A run of records:
— BEGIN —
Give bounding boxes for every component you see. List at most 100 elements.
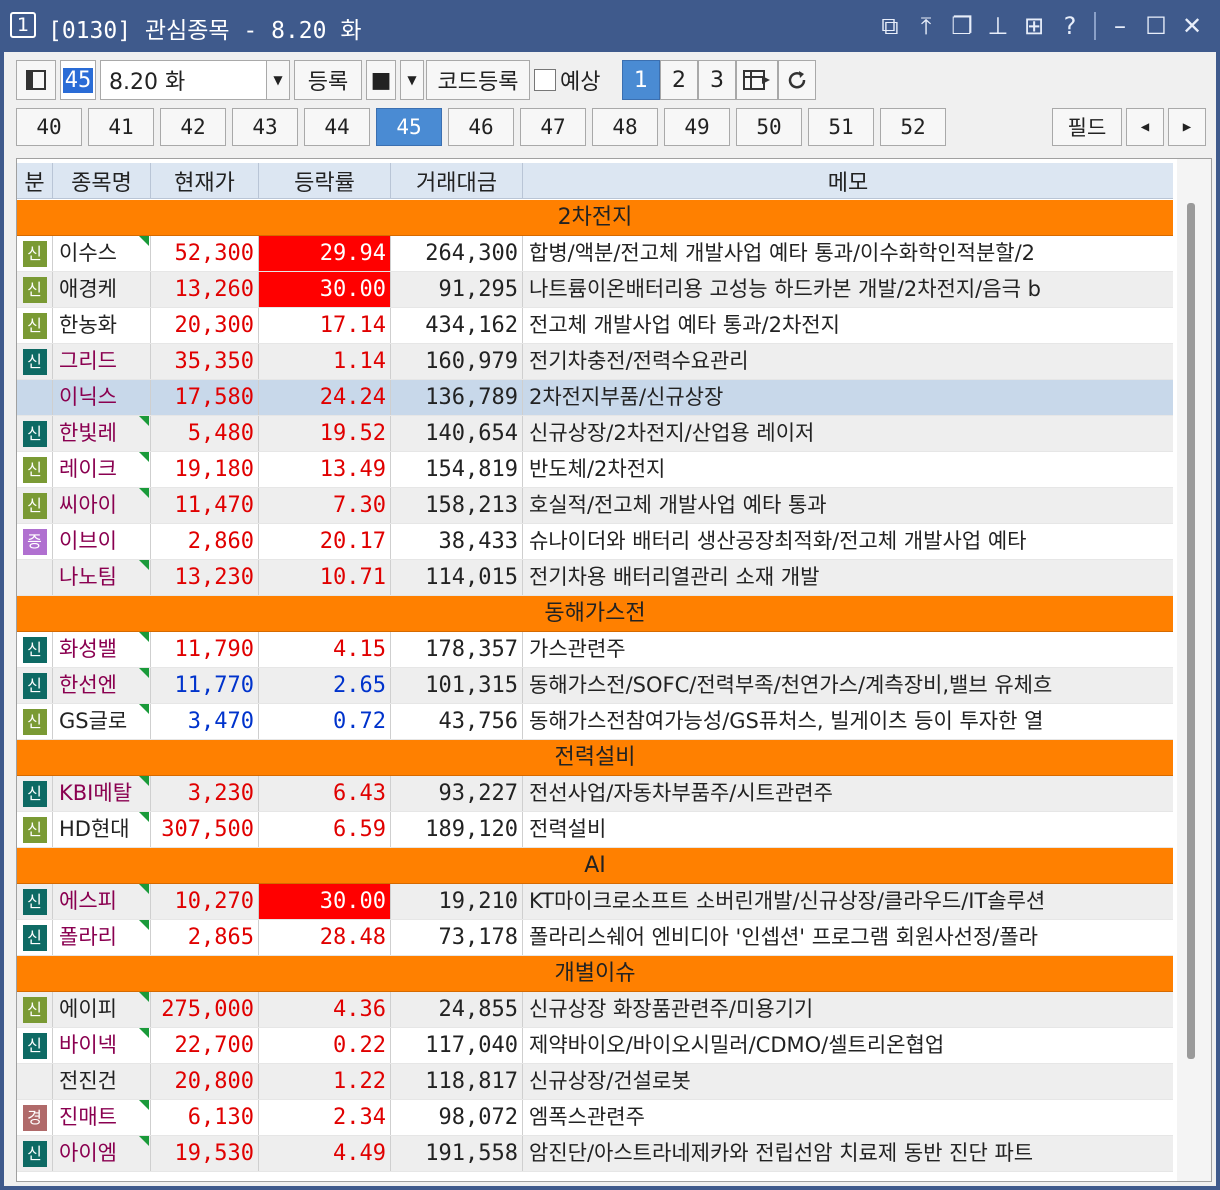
- stock-name-cell[interactable]: 한농화: [53, 308, 151, 343]
- group-header-row[interactable]: 개별이슈: [17, 956, 1173, 992]
- tab-44[interactable]: 44: [304, 108, 370, 146]
- stock-name-cell[interactable]: 폴라리: [53, 920, 151, 955]
- stock-name-cell[interactable]: 에이피: [53, 992, 151, 1027]
- cascade-window-icon[interactable]: ❐: [944, 8, 980, 44]
- rate-cell: 24.24: [259, 380, 391, 415]
- tab-scroll-left-button[interactable]: ◀: [1126, 108, 1164, 146]
- stock-name-cell[interactable]: 에스피: [53, 884, 151, 919]
- stock-name-cell[interactable]: 한빛레: [53, 416, 151, 451]
- stock-row[interactable]: 이닉스 17,580 24.24 136,789 2차전지부품/신규상장: [17, 380, 1173, 416]
- stock-row[interactable]: 신 바이넥 22,700 0.22 117,040 제약바이오/바이오시밀러/CDMO/셀…: [17, 1028, 1173, 1064]
- page-button-2[interactable]: 2: [660, 60, 698, 100]
- tab-51[interactable]: 51: [808, 108, 874, 146]
- stock-name-cell[interactable]: 씨아이: [53, 488, 151, 523]
- grid-layout-icon[interactable]: ⊞: [1016, 8, 1052, 44]
- tab-47[interactable]: 47: [520, 108, 586, 146]
- memo-cell: 전기차충전/전력수요관리: [529, 349, 749, 373]
- pushpin-icon[interactable]: ⊥: [980, 8, 1016, 44]
- tab-48[interactable]: 48: [592, 108, 658, 146]
- link-window-icon[interactable]: ⧉: [872, 8, 908, 44]
- close-icon[interactable]: ✕: [1174, 8, 1210, 44]
- stock-name-cell[interactable]: 레이크: [53, 452, 151, 487]
- stock-name-cell[interactable]: 나노팀: [53, 560, 151, 595]
- group-header-row[interactable]: 전력설비: [17, 740, 1173, 776]
- tab-46[interactable]: 46: [448, 108, 514, 146]
- page-button-3[interactable]: 3: [698, 60, 736, 100]
- stock-name-cell[interactable]: 한선엔: [53, 668, 151, 703]
- stock-row[interactable]: 신 레이크 19,180 13.49 154,819 반도체/2차전지: [17, 452, 1173, 488]
- group-header-row[interactable]: 2차전지: [17, 200, 1173, 236]
- date-combo[interactable]: 8.20 화: [100, 60, 290, 100]
- stock-name-cell[interactable]: GS글로: [53, 704, 151, 739]
- tab-scroll-right-button[interactable]: ▶: [1168, 108, 1206, 146]
- stock-row[interactable]: 전진건 20,800 1.22 118,817 신규상장/건설로봇: [17, 1064, 1173, 1100]
- tab-41[interactable]: 41: [88, 108, 154, 146]
- pin-top-icon[interactable]: ⤒: [908, 8, 944, 44]
- tab-49[interactable]: 49: [664, 108, 730, 146]
- stock-row[interactable]: 신 폴라리 2,865 28.48 73,178 폴라리스쉐어 엔비디아 '인셉션' 프로…: [17, 920, 1173, 956]
- stock-row[interactable]: 증 이브이 2,860 20.17 38,433 슈나이더와 배터리 생산공장최적화/전고…: [17, 524, 1173, 560]
- stock-row[interactable]: 신 아이엠 19,530 4.49 191,558 암진단/아스트라네제카와 전립선암 치…: [17, 1136, 1173, 1172]
- maximize-icon[interactable]: ☐: [1138, 8, 1174, 44]
- stock-name-cell[interactable]: 화성밸: [53, 632, 151, 667]
- col-header-memo[interactable]: 메모: [523, 163, 1173, 199]
- forecast-checkbox[interactable]: 예상: [534, 60, 620, 100]
- group-number-field[interactable]: 45: [60, 60, 96, 100]
- field-button[interactable]: 필드: [1052, 108, 1122, 146]
- stock-name-cell[interactable]: 바이넥: [53, 1028, 151, 1063]
- tab-40[interactable]: 40: [16, 108, 82, 146]
- stock-name-cell[interactable]: 진매트: [53, 1100, 151, 1135]
- stock-row[interactable]: 신 씨아이 11,470 7.30 158,213 호실적/전고체 개발사업 예타 통과: [17, 488, 1173, 524]
- register-button[interactable]: 등록: [294, 60, 362, 100]
- stock-row[interactable]: 신 한선엔 11,770 2.65 101,315 동해가스전/SOFC/전력부족/천연가…: [17, 668, 1173, 704]
- stock-row[interactable]: 신 KBI메탈 3,230 6.43 93,227 전선사업/자동차부품주/시트관련주: [17, 776, 1173, 812]
- col-header-category[interactable]: 분: [17, 163, 53, 199]
- date-combo-dropdown-button[interactable]: ▼: [266, 60, 290, 100]
- refresh-button[interactable]: [778, 60, 816, 100]
- minimize-icon[interactable]: –: [1102, 8, 1138, 44]
- col-header-price[interactable]: 현재가: [151, 163, 259, 199]
- vertical-scrollbar[interactable]: [1177, 159, 1211, 1181]
- stock-name-cell[interactable]: 그리드: [53, 344, 151, 379]
- stock-row[interactable]: 신 화성밸 11,790 4.15 178,357 가스관련주: [17, 632, 1173, 668]
- tab-45[interactable]: 45: [376, 108, 442, 146]
- stock-row[interactable]: 신 HD현대 307,500 6.59 189,120 전력설비: [17, 812, 1173, 848]
- stock-row[interactable]: 신 한농화 20,300 17.14 434,162 전고체 개발사업 예타 통과/2차전…: [17, 308, 1173, 344]
- stock-name-cell[interactable]: 애경케: [53, 272, 151, 307]
- checkbox-box[interactable]: [534, 69, 556, 91]
- stock-name-cell[interactable]: KBI메탈: [53, 776, 151, 811]
- stock-name-cell[interactable]: 이브이: [53, 524, 151, 559]
- sidebar-toggle-button[interactable]: [16, 60, 56, 100]
- stock-name-cell[interactable]: 이수스: [53, 236, 151, 271]
- stock-name-cell[interactable]: 아이엠: [53, 1136, 151, 1171]
- tab-42[interactable]: 42: [160, 108, 226, 146]
- col-header-volume[interactable]: 거래대금: [391, 163, 523, 199]
- group-header-row[interactable]: 동해가스전: [17, 596, 1173, 632]
- tab-52[interactable]: 52: [880, 108, 946, 146]
- stock-name-cell[interactable]: HD현대: [53, 812, 151, 847]
- stock-row[interactable]: 신 그리드 35,350 1.14 160,979 전기차충전/전력수요관리: [17, 344, 1173, 380]
- help-icon[interactable]: ?: [1052, 8, 1088, 44]
- stock-row[interactable]: 나노팀 13,230 10.71 114,015 전기차용 배터리열관리 소재 개발: [17, 560, 1173, 596]
- tab-43[interactable]: 43: [232, 108, 298, 146]
- stock-row[interactable]: 경 진매트 6,130 2.34 98,072 엠폭스관련주: [17, 1100, 1173, 1136]
- code-register-button[interactable]: 코드등록: [426, 60, 530, 100]
- export-table-button[interactable]: [736, 60, 778, 100]
- page-button-1[interactable]: 1: [622, 60, 660, 100]
- stop-dropdown-button[interactable]: ▼: [400, 60, 424, 100]
- stock-row[interactable]: 신 에스피 10,270 30.00 19,210 KT마이크로소프트 소버린개발/신규상…: [17, 884, 1173, 920]
- stop-button[interactable]: ■: [366, 60, 396, 100]
- stock-name-cell[interactable]: 전진건: [53, 1064, 151, 1099]
- stock-row[interactable]: 신 애경케 13,260 30.00 91,295 나트륨이온배터리용 고성능 하드카본 …: [17, 272, 1173, 308]
- group-header-row[interactable]: AI: [17, 848, 1173, 884]
- stock-row[interactable]: 신 이수스 52,300 29.94 264,300 합병/액분/전고체 개발사업 예타 …: [17, 236, 1173, 272]
- stock-name-cell[interactable]: 이닉스: [53, 380, 151, 415]
- stock-row[interactable]: 신 에이피 275,000 4.36 24,855 신규상장 화장품관련주/미용기기: [17, 992, 1173, 1028]
- title-bar[interactable]: 1 [0130] 관심종목 - 8.20 화 ⧉ ⤒ ❐ ⊥ ⊞ ? – ☐ ✕: [0, 0, 1220, 52]
- col-header-name[interactable]: 종목명: [53, 163, 151, 199]
- stock-row[interactable]: 신 한빛레 5,480 19.52 140,654 신규상장/2차전지/산업용 레이저: [17, 416, 1173, 452]
- col-header-rate[interactable]: 등락률: [259, 163, 391, 199]
- tab-50[interactable]: 50: [736, 108, 802, 146]
- stock-row[interactable]: 신 GS글로 3,470 0.72 43,756 동해가스전참여가능성/GS퓨처스, 빌게…: [17, 704, 1173, 740]
- scrollbar-thumb[interactable]: [1187, 203, 1195, 1059]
— END —
## Given problem
Copy out everything in the data from the line containing "- stock-name-cell[interactable]: 한농화: [53, 308, 151, 343]" down to the line containing "- stock-name-cell[interactable]: 폴라리: [53, 920, 151, 955]", including both of those lines.

## Result of the exercise
- stock-name-cell[interactable]: 한농화: [53, 308, 151, 343]
- group-header-row[interactable]: 개별이슈: [17, 956, 1173, 992]
- tab-44[interactable]: 44: [304, 108, 370, 146]
- stock-name-cell[interactable]: 폴라리: [53, 920, 151, 955]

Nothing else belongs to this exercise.